## [AIM OF THE EXERCISE]
Exactly as written, please set down all of the entries again, with no pictures.

[start of INFORMATION SHOWN]

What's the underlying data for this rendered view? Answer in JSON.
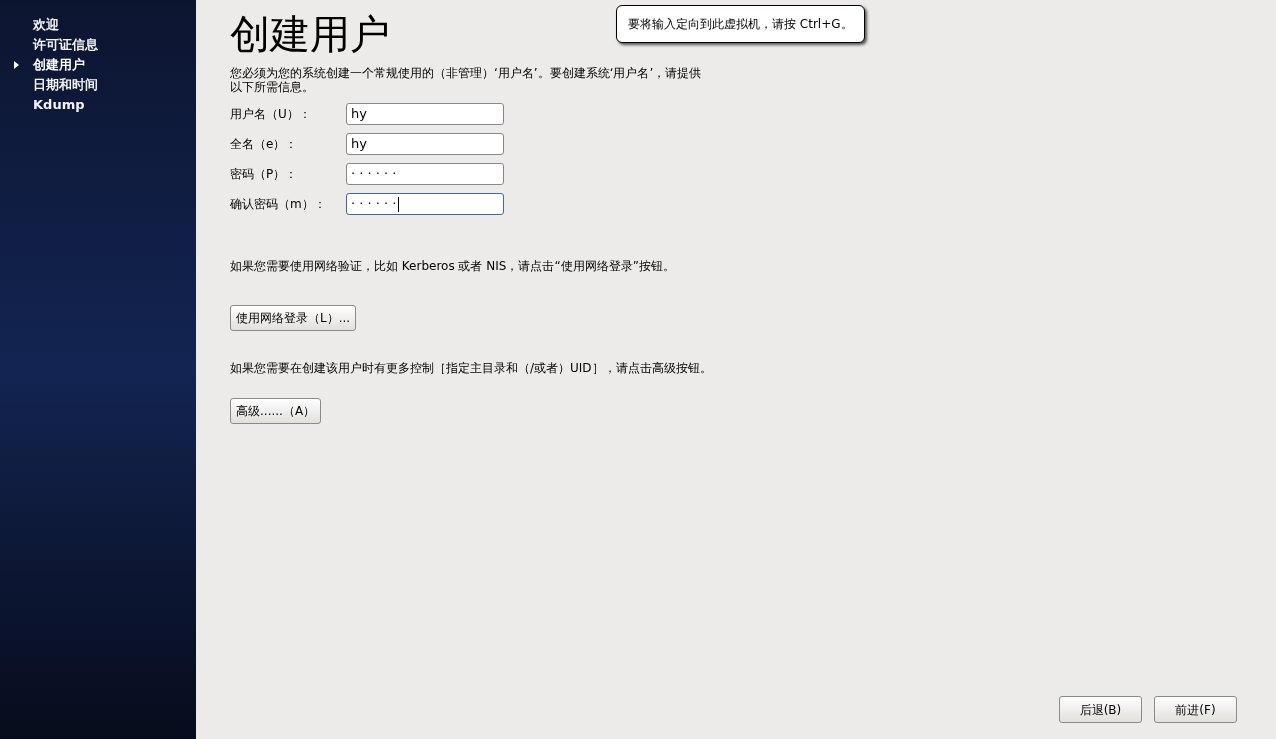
{
  "sidebar": {
    "items": [
      {
        "label": "欢迎",
        "selected": false
      },
      {
        "label": "许可证信息",
        "selected": false
      },
      {
        "label": "创建用户",
        "selected": true
      },
      {
        "label": "日期和时间",
        "selected": false
      },
      {
        "label": "Kdump",
        "selected": false
      }
    ]
  },
  "tooltip": "要将输入定向到此虚拟机，请按 Ctrl+G。",
  "title": "创建用户",
  "intro": "您必须为您的系统创建一个常规使用的（非管理）‘用户名’。要创建系统‘用户名’，请提供以下所需信息。",
  "fields": [
    {
      "label": "用户名（U）：",
      "value": "hy",
      "focused": false
    },
    {
      "label": "全名（e）：",
      "value": "hy",
      "focused": false
    },
    {
      "label": "密码（P）：",
      "value": "· · · · · ·",
      "focused": false
    },
    {
      "label": "确认密码（m）：",
      "value": "· · · · · ·",
      "focused": true
    }
  ],
  "network_note": "如果您需要使用网络验证，比如  Kerberos 或者  NIS，请点击“使用网络登录”按钮。",
  "network_button": "使用网络登录（L）...",
  "advanced_note": "如果您需要在创建该用户时有更多控制［指定主目录和（/或者）UID］，请点击高级按钮。",
  "advanced_button": "高级......（A）",
  "nav_buttons": [
    "后退(B)",
    "前进(F)"
  ]
}
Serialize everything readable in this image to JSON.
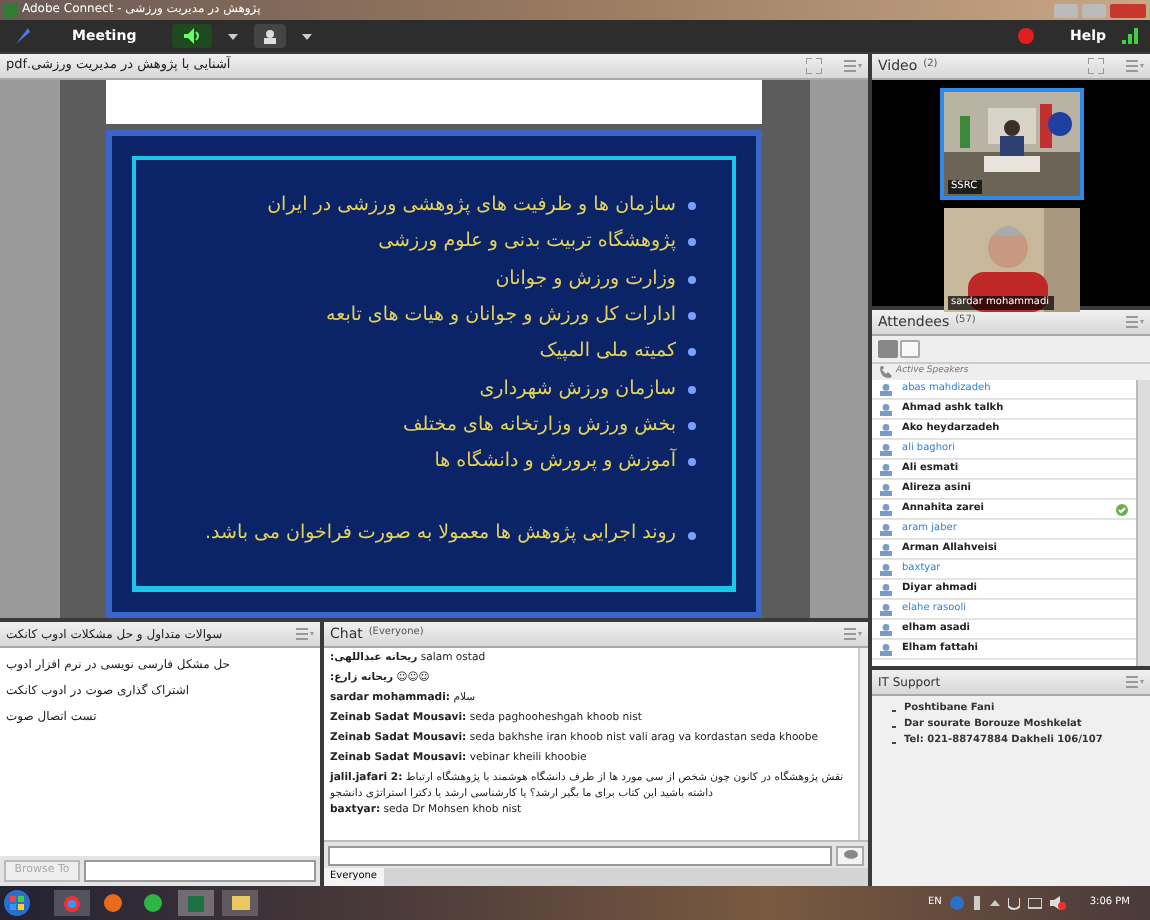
{
  "window": {
    "title": "پژوهش در مدیریت ورزشی - Adobe Connect"
  },
  "menu_bar": {
    "menu": "Meeting",
    "help": "Help",
    "speaker_on": true,
    "recording": true
  },
  "share_pod": {
    "title": "آشنایی با پژوهش در مدیریت ورزشی.pdf",
    "slide": {
      "bullets": [
        "سازمان ها و ظرفیت های پژوهشی ورزشی در ایران",
        "پژوهشگاه تربیت بدنی و علوم ورزشی",
        "وزارت ورزش و جوانان",
        "ادارات کل ورزش و جوانان و هیات های تابعه",
        "کمیته ملی المپیک",
        "سازمان ورزش شهرداری",
        "بخش ورزش وزارتخانه های مختلف",
        "آموزش و پرورش و دانشگاه ها"
      ],
      "note": "روند اجرایی پژوهش ها معمولا به صورت فراخوان می باشد."
    }
  },
  "video_pod": {
    "title": "Video",
    "count": "(2)",
    "feeds": [
      {
        "label": "SSRC",
        "selected": true
      },
      {
        "label": "sardar mohammadi",
        "selected": false
      }
    ]
  },
  "attendees_pod": {
    "title": "Attendees",
    "count": "(57)",
    "section": "Active Speakers",
    "attendees": [
      {
        "name": "abas mahdizadeh",
        "kind": "host",
        "agreed": false
      },
      {
        "name": "Ahmad ashk talkh",
        "kind": "participant",
        "agreed": false
      },
      {
        "name": "Ako heydarzadeh",
        "kind": "participant",
        "agreed": false
      },
      {
        "name": "ali baghori",
        "kind": "host",
        "agreed": false
      },
      {
        "name": "Ali esmati",
        "kind": "participant",
        "agreed": false
      },
      {
        "name": "Alireza asini",
        "kind": "participant",
        "agreed": false
      },
      {
        "name": "Annahita zarei",
        "kind": "participant",
        "agreed": true
      },
      {
        "name": "aram jaber",
        "kind": "host",
        "agreed": false
      },
      {
        "name": "Arman Allahveisi",
        "kind": "participant",
        "agreed": false
      },
      {
        "name": "baxtyar",
        "kind": "host",
        "agreed": false
      },
      {
        "name": "Diyar ahmadi",
        "kind": "participant",
        "agreed": false
      },
      {
        "name": "elahe rasooli",
        "kind": "host",
        "agreed": false
      },
      {
        "name": "elham asadi",
        "kind": "participant",
        "agreed": false
      },
      {
        "name": "Elham fattahi",
        "kind": "participant",
        "agreed": false
      }
    ]
  },
  "faq_pod": {
    "title": "سوالات متداول و حل مشکلات ادوب کانکت",
    "items": [
      "حل مشکل فارسی نویسی در نرم افزار ادوب",
      "اشتراک گذاری صوت در ادوب کانکت",
      "تست اتصال صوت"
    ],
    "browse_button": {
      "label": "Browse To",
      "disabled": true
    }
  },
  "chat_pod": {
    "title": "Chat",
    "scope": "(Everyone)",
    "tab": "Everyone",
    "messages": [
      {
        "sender": "ریحانه عبداللهی:",
        "text": "salam ostad"
      },
      {
        "sender": "ریحانه زارع:",
        "text": "☺☺☺"
      },
      {
        "sender": "sardar mohammadi:",
        "text": "سلام"
      },
      {
        "sender": "Zeinab Sadat Mousavi:",
        "text": "seda paghooheshgah khoob nist"
      },
      {
        "sender": "Zeinab Sadat Mousavi:",
        "text": "seda  bakhshe iran khoob nist vali arag va kordastan seda khoobe"
      },
      {
        "sender": "Zeinab Sadat Mousavi:",
        "text": "vebinar kheili khoobie"
      },
      {
        "sender": "jalil.jafari 2:",
        "text": "نقش پژوهشگاه در کانون چون شخص از سی مورد ها از طرف دانشگاه هوشمند با پژوهشگاه ارتباط داشته باشید این کتاب برای ما بگیر ارشد؟ یا کارشناسی ارشد یا دکترا استراتژی دانشجو"
      },
      {
        "sender": "baxtyar:",
        "text": "seda Dr Mohsen khob nist"
      }
    ]
  },
  "it_support_pod": {
    "title": "IT Support",
    "lines": [
      "Poshtibane Fani",
      "Dar sourate Borouze Moshkelat",
      "Tel: 021-88747884 Dakheli 106/107"
    ]
  },
  "taskbar": {
    "language": "EN",
    "time": "3:06 PM"
  }
}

[end of INFORMATION SHOWN]

## [REPLY TO THE TASK]
What's the underlying data for this rendered view? Answer in JSON.
{
  "sidebar": {
    "items": [
      {
        "label": "欢迎",
        "selected": false
      },
      {
        "label": "许可证信息",
        "selected": false
      },
      {
        "label": "创建用户",
        "selected": true
      },
      {
        "label": "日期和时间",
        "selected": false
      },
      {
        "label": "Kdump",
        "selected": false
      }
    ]
  },
  "tooltip": "要将输入定向到此虚拟机，请按 Ctrl+G。",
  "title": "创建用户",
  "intro": "您必须为您的系统创建一个常规使用的（非管理）‘用户名’。要创建系统‘用户名’，请提供以下所需信息。",
  "fields": [
    {
      "label": "用户名（U）：",
      "value": "hy",
      "focused": false
    },
    {
      "label": "全名（e）：",
      "value": "hy",
      "focused": false
    },
    {
      "label": "密码（P）：",
      "value": "· · · · · ·",
      "focused": false
    },
    {
      "label": "确认密码（m）：",
      "value": "· · · · · ·",
      "focused": true
    }
  ],
  "network_note": "如果您需要使用网络验证，比如  Kerberos 或者  NIS，请点击“使用网络登录”按钮。",
  "network_button": "使用网络登录（L）...",
  "advanced_note": "如果您需要在创建该用户时有更多控制［指定主目录和（/或者）UID］，请点击高级按钮。",
  "advanced_button": "高级......（A）",
  "nav_buttons": [
    "后退(B)",
    "前进(F)"
  ]
}
Serialize everything readable in this image to JSON.
{
  "window": {
    "title": "پژوهش در مدیریت ورزشی - Adobe Connect"
  },
  "menu_bar": {
    "menu": "Meeting",
    "help": "Help",
    "speaker_on": true,
    "recording": true
  },
  "share_pod": {
    "title": "آشنایی با پژوهش در مدیریت ورزشی.pdf",
    "slide": {
      "bullets": [
        "سازمان ها و ظرفیت های پژوهشی ورزشی در ایران",
        "پژوهشگاه تربیت بدنی و علوم ورزشی",
        "وزارت ورزش و جوانان",
        "ادارات کل ورزش و جوانان و هیات های تابعه",
        "کمیته ملی المپیک",
        "سازمان ورزش شهرداری",
        "بخش ورزش وزارتخانه های مختلف",
        "آموزش و پرورش و دانشگاه ها"
      ],
      "note": "روند اجرایی پژوهش ها معمولا به صورت فراخوان می باشد."
    }
  },
  "video_pod": {
    "title": "Video",
    "count": "(2)",
    "feeds": [
      {
        "label": "SSRC",
        "selected": true
      },
      {
        "label": "sardar mohammadi",
        "selected": false
      }
    ]
  },
  "attendees_pod": {
    "title": "Attendees",
    "count": "(57)",
    "section": "Active Speakers",
    "attendees": [
      {
        "name": "abas mahdizadeh",
        "kind": "host",
        "agreed": false
      },
      {
        "name": "Ahmad ashk talkh",
        "kind": "participant",
        "agreed": false
      },
      {
        "name": "Ako heydarzadeh",
        "kind": "participant",
        "agreed": false
      },
      {
        "name": "ali baghori",
        "kind": "host",
        "agreed": false
      },
      {
        "name": "Ali esmati",
        "kind": "participant",
        "agreed": false
      },
      {
        "name": "Alireza asini",
        "kind": "participant",
        "agreed": false
      },
      {
        "name": "Annahita zarei",
        "kind": "participant",
        "agreed": true
      },
      {
        "name": "aram jaber",
        "kind": "host",
        "agreed": false
      },
      {
        "name": "Arman Allahveisi",
        "kind": "participant",
        "agreed": false
      },
      {
        "name": "baxtyar",
        "kind": "host",
        "agreed": false
      },
      {
        "name": "Diyar ahmadi",
        "kind": "participant",
        "agreed": false
      },
      {
        "name": "elahe rasooli",
        "kind": "host",
        "agreed": false
      },
      {
        "name": "elham asadi",
        "kind": "participant",
        "agreed": false
      },
      {
        "name": "Elham fattahi",
        "kind": "participant",
        "agreed": false
      }
    ]
  },
  "faq_pod": {
    "title": "سوالات متداول و حل مشکلات ادوب کانکت",
    "items": [
      "حل مشکل فارسی نویسی در نرم افزار ادوب",
      "اشتراک گذاری صوت در ادوب کانکت",
      "تست اتصال صوت"
    ],
    "browse_button": {
      "label": "Browse To",
      "disabled": true
    }
  },
  "chat_pod": {
    "title": "Chat",
    "scope": "(Everyone)",
    "tab": "Everyone",
    "messages": [
      {
        "sender": "ریحانه عبداللهی:",
        "text": "salam ostad"
      },
      {
        "sender": "ریحانه زارع:",
        "text": "☺☺☺"
      },
      {
        "sender": "sardar mohammadi:",
        "text": "سلام"
      },
      {
        "sender": "Zeinab Sadat Mousavi:",
        "text": "seda paghooheshgah khoob nist"
      },
      {
        "sender": "Zeinab Sadat Mousavi:",
        "text": "seda  bakhshe iran khoob nist vali arag va kordastan seda khoobe"
      },
      {
        "sender": "Zeinab Sadat Mousavi:",
        "text": "vebinar kheili khoobie"
      },
      {
        "sender": "jalil.jafari 2:",
        "text": "نقش پژوهشگاه در کانون چون شخص از سی مورد ها از طرف دانشگاه هوشمند با پژوهشگاه ارتباط داشته باشید این کتاب برای ما بگیر ارشد؟ یا کارشناسی ارشد یا دکترا استراتژی دانشجو"
      },
      {
        "sender": "baxtyar:",
        "text": "seda Dr Mohsen khob nist"
      }
    ]
  },
  "it_support_pod": {
    "title": "IT Support",
    "lines": [
      "Poshtibane Fani",
      "Dar sourate Borouze Moshkelat",
      "Tel: 021-88747884 Dakheli 106/107"
    ]
  },
  "taskbar": {
    "language": "EN",
    "time": "3:06 PM"
  }
}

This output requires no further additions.